= Written exercise =
Your task is to filter the data below down to the lines holding "caption".

[Dataset rows]
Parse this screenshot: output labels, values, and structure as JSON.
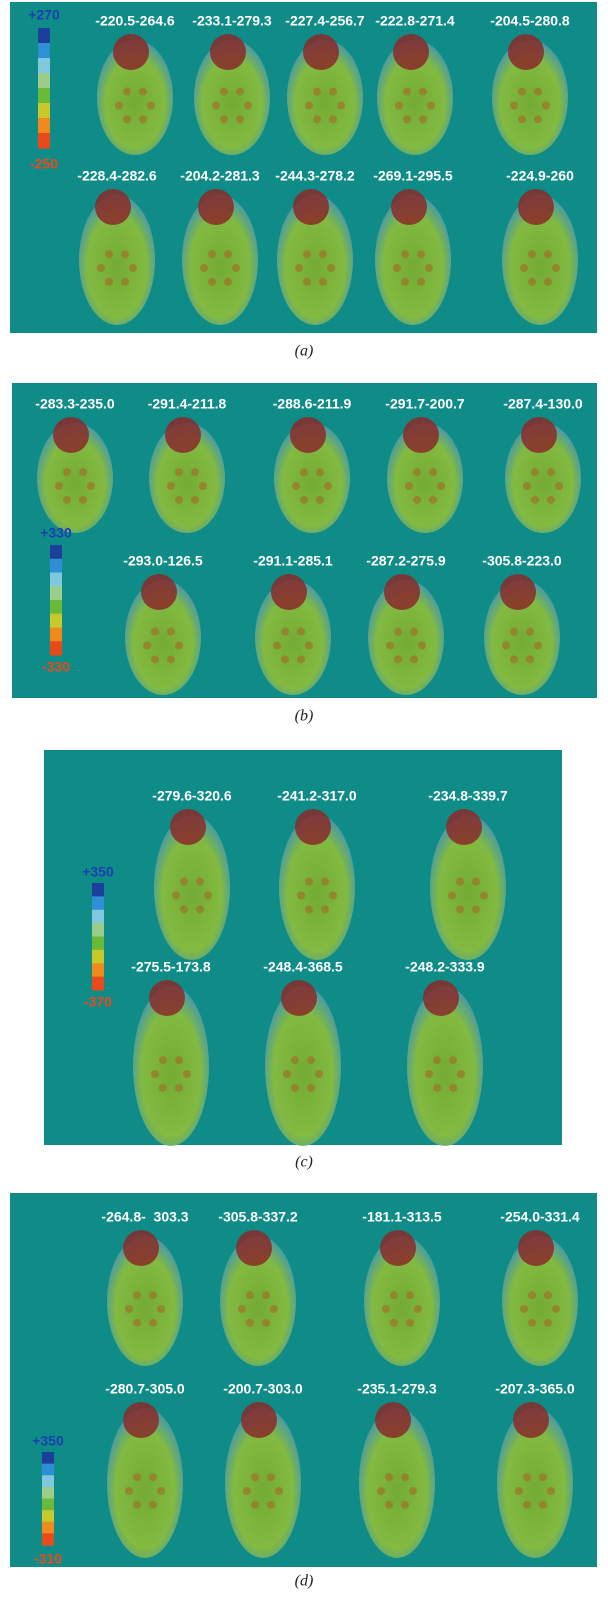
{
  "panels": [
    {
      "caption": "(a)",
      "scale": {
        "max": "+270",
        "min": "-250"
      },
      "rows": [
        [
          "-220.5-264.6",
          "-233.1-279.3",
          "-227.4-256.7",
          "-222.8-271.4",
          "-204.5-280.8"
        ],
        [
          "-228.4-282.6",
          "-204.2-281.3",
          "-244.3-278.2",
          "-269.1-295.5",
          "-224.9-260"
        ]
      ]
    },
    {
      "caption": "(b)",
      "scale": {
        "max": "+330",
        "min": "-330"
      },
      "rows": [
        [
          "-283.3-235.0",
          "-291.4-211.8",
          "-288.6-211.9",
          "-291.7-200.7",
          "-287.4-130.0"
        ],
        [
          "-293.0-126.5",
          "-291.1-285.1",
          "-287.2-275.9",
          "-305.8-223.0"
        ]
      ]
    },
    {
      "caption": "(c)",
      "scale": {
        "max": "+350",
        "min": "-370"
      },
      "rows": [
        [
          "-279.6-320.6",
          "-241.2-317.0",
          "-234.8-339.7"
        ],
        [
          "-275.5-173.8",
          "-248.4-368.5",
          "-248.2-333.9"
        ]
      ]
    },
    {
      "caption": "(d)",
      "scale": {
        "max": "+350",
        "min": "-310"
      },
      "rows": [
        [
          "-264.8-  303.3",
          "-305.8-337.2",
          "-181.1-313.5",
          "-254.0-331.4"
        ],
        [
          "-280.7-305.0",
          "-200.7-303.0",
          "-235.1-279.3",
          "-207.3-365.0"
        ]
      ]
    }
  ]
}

--

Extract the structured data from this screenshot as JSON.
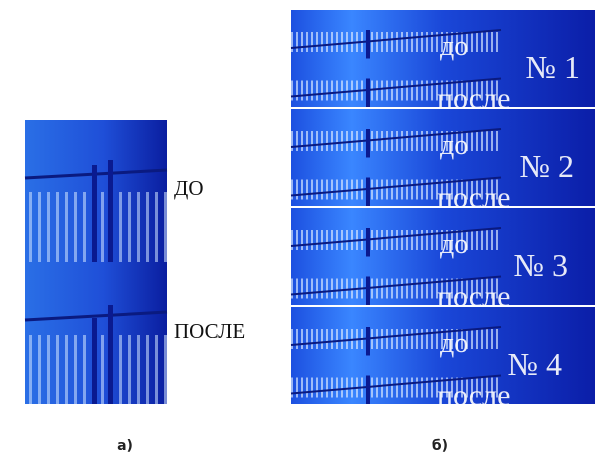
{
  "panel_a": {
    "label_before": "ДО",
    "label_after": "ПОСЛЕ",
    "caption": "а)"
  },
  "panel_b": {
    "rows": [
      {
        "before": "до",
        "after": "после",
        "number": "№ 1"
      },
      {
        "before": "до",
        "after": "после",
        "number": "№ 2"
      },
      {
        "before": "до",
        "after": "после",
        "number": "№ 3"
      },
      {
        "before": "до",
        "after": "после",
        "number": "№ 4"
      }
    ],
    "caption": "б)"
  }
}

= Answer below =
      "caption": "(a)",
      "caption": "(b)",
      "caption": "(c)",
      "caption": "(d)",
    "caption": "а)"
    "caption": "б)"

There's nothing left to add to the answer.